What is needed is an exact copy of the data that follows.
----------------------------------------
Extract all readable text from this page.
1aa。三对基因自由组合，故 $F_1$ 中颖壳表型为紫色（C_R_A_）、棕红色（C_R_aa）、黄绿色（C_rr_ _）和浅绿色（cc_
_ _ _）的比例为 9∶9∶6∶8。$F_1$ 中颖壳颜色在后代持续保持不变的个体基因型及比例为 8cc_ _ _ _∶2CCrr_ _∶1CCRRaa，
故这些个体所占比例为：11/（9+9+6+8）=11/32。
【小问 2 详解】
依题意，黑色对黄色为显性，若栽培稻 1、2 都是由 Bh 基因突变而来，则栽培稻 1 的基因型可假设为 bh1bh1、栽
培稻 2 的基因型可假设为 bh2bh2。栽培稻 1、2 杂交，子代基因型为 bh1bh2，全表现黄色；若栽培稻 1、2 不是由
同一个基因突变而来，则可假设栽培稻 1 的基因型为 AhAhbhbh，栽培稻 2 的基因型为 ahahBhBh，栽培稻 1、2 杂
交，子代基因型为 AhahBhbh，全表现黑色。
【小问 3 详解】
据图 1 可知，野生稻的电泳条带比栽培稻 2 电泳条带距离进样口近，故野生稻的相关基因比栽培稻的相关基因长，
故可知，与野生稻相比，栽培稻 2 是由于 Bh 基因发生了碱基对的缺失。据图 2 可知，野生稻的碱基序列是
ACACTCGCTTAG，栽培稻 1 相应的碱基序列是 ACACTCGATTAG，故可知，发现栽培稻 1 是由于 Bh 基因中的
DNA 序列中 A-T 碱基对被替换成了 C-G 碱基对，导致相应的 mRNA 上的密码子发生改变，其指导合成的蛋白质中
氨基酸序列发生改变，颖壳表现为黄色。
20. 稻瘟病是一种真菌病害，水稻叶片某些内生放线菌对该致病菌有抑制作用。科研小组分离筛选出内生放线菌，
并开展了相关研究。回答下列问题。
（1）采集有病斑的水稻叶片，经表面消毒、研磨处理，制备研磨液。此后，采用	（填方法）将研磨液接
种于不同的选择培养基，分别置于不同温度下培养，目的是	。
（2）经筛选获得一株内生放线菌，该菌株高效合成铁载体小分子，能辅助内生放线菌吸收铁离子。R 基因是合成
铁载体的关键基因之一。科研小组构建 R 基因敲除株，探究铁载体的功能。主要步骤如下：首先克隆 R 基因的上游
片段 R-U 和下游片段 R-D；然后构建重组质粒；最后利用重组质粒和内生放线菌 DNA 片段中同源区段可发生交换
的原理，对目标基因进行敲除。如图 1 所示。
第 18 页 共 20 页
----------------------------------------
Completed exercise »
Extract all readable text from this page.
1aa。三对基因自由组合，故 $F_1$ 中颖壳表型为紫色（C_R_A_）、棕红色（C_R_aa）、黄绿色（C_rr_ _）和浅绿色（cc_
_ _ _）的比例为 9∶9∶6∶8。$F_1$ 中颖壳颜色在后代持续保持不变的个体基因型及比例为 8cc_ _ _ _∶2CCrr_ _∶1CCRRaa，
故这些个体所占比例为：11/（9+9+6+8）=11/32。
【小问 2 详解】
依题意，黑色对黄色为显性，若栽培稻 1、2 都是由 Bh 基因突变而来，则栽培稻 1 的基因型可假设为 bh1bh1、栽
培稻 2 的基因型可假设为 bh2bh2。栽培稻 1、2 杂交，子代基因型为 bh1bh2，全表现黄色；若栽培稻 1、2 不是由
同一个基因突变而来，则可假设栽培稻 1 的基因型为 AhAhbhbh，栽培稻 2 的基因型为 ahahBhBh，栽培稻 1、2 杂
交，子代基因型为 AhahBhbh，全表现黑色。
【小问 3 详解】
据图 1 可知，野生稻的电泳条带比栽培稻 2 电泳条带距离进样口近，故野生稻的相关基因比栽培稻的相关基因长，
故可知，与野生稻相比，栽培稻 2 是由于 Bh 基因发生了碱基对的缺失。据图 2 可知，野生稻的碱基序列是
ACACTCGCTTAG，栽培稻 1 相应的碱基序列是 ACACTCGATTAG，故可知，发现栽培稻 1 是由于 Bh 基因中的
DNA 序列中 A-T 碱基对被替换成了 C-G 碱基对，导致相应的 mRNA 上的密码子发生改变，其指导合成的蛋白质中
氨基酸序列发生改变，颖壳表现为黄色。
20. 稻瘟病是一种真菌病害，水稻叶片某些内生放线菌对该致病菌有抑制作用。科研小组分离筛选出内生放线菌，
并开展了相关研究。回答下列问题。
（1）采集有病斑的水稻叶片，经表面消毒、研磨处理，制备研磨液。此后，采用	（填方法）将研磨液接
种于不同的选择培养基，分别置于不同温度下培养，目的是	。
（2）经筛选获得一株内生放线菌，该菌株高效合成铁载体小分子，能辅助内生放线菌吸收铁离子。R 基因是合成
铁载体的关键基因之一。科研小组构建 R 基因敲除株，探究铁载体的功能。主要步骤如下：首先克隆 R 基因的上游
片段 R-U 和下游片段 R-D；然后构建重组质粒；最后利用重组质粒和内生放线菌 DNA 片段中同源区段可发生交换
的原理，对目标基因进行敲除。如图 1 所示。
第 18 页 共 20 页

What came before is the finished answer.